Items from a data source
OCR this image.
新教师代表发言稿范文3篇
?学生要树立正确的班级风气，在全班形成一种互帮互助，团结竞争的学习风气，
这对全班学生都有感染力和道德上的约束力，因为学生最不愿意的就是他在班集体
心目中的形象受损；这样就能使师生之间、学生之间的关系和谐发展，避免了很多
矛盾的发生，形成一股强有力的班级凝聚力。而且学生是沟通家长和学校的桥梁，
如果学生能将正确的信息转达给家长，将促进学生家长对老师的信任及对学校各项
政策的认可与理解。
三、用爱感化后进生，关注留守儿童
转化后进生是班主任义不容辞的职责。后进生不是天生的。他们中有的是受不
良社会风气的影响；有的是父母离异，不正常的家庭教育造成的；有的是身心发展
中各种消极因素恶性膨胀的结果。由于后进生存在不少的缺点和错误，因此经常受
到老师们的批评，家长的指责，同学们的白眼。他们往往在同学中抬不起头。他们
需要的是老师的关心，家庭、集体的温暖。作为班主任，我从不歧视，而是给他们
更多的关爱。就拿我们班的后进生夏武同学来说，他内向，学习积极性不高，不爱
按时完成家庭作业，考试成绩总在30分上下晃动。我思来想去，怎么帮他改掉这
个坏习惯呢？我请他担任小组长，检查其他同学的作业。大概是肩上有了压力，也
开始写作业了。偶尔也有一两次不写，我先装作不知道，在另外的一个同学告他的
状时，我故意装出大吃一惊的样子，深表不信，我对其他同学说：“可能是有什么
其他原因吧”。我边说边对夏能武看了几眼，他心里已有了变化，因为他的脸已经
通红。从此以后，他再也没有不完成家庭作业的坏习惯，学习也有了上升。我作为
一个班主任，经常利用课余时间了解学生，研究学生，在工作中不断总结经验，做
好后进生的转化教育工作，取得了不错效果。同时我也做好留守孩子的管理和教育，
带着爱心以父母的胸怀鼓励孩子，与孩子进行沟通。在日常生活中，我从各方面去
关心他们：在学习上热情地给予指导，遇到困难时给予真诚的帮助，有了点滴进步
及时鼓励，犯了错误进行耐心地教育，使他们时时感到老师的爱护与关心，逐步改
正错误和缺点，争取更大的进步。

▶ [Goal]:
All records above must be set down exactly, please.

▶ [Response]:
OCR this image.
新教师代表发言稿范文3篇
?学生要树立正确的班级风气，在全班形成一种互帮互助，团结竞争的学习风气，
这对全班学生都有感染力和道德上的约束力，因为学生最不愿意的就是他在班集体
心目中的形象受损；这样就能使师生之间、学生之间的关系和谐发展，避免了很多
矛盾的发生，形成一股强有力的班级凝聚力。而且学生是沟通家长和学校的桥梁，
如果学生能将正确的信息转达给家长，将促进学生家长对老师的信任及对学校各项
政策的认可与理解。
三、用爱感化后进生，关注留守儿童
转化后进生是班主任义不容辞的职责。后进生不是天生的。他们中有的是受不
良社会风气的影响；有的是父母离异，不正常的家庭教育造成的；有的是身心发展
中各种消极因素恶性膨胀的结果。由于后进生存在不少的缺点和错误，因此经常受
到老师们的批评，家长的指责，同学们的白眼。他们往往在同学中抬不起头。他们
需要的是老师的关心，家庭、集体的温暖。作为班主任，我从不歧视，而是给他们
更多的关爱。就拿我们班的后进生夏武同学来说，他内向，学习积极性不高，不爱
按时完成家庭作业，考试成绩总在30分上下晃动。我思来想去，怎么帮他改掉这
个坏习惯呢？我请他担任小组长，检查其他同学的作业。大概是肩上有了压力，也
开始写作业了。偶尔也有一两次不写，我先装作不知道，在另外的一个同学告他的
状时，我故意装出大吃一惊的样子，深表不信，我对其他同学说：“可能是有什么
其他原因吧”。我边说边对夏能武看了几眼，他心里已有了变化，因为他的脸已经
通红。从此以后，他再也没有不完成家庭作业的坏习惯，学习也有了上升。我作为
一个班主任，经常利用课余时间了解学生，研究学生，在工作中不断总结经验，做
好后进生的转化教育工作，取得了不错效果。同时我也做好留守孩子的管理和教育，
带着爱心以父母的胸怀鼓励孩子，与孩子进行沟通。在日常生活中，我从各方面去
关心他们：在学习上热情地给予指导，遇到困难时给予真诚的帮助，有了点滴进步
及时鼓励，犯了错误进行耐心地教育，使他们时时感到老师的爱护与关心，逐步改
正错误和缺点，争取更大的进步。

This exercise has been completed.